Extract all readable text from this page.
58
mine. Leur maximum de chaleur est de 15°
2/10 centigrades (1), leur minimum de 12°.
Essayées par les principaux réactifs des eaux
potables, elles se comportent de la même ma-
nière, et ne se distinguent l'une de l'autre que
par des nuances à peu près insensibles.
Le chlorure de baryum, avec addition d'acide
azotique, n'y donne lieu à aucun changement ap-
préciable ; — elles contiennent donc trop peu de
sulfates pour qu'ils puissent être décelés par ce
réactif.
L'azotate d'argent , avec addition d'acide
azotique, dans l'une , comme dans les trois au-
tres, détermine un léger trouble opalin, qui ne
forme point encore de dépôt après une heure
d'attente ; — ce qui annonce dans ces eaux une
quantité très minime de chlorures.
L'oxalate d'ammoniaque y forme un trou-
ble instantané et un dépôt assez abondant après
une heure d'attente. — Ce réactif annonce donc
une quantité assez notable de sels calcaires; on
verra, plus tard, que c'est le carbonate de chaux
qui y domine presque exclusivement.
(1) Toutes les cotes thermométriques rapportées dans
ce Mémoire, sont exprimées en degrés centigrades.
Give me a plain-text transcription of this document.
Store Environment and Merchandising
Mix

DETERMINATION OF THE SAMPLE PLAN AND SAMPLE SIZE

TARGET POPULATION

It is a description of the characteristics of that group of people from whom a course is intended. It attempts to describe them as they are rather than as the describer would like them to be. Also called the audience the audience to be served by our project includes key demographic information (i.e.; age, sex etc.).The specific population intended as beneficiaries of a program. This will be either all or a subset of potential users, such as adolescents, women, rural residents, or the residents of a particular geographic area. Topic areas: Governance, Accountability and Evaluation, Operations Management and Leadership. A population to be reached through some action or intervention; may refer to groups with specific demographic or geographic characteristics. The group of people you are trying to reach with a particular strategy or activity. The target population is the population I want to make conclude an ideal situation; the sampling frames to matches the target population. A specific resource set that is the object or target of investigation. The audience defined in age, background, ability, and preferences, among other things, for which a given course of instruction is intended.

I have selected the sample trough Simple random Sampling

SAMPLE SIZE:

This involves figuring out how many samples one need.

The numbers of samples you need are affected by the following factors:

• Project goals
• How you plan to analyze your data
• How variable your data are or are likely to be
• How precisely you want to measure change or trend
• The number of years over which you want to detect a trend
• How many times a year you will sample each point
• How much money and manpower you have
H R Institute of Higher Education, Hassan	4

======

DESCRIPTION OF THE TASK ::
From the records above, how many lines include the word "addition"? Only the number is wanted.

COMPLETE RESPONSE ::
2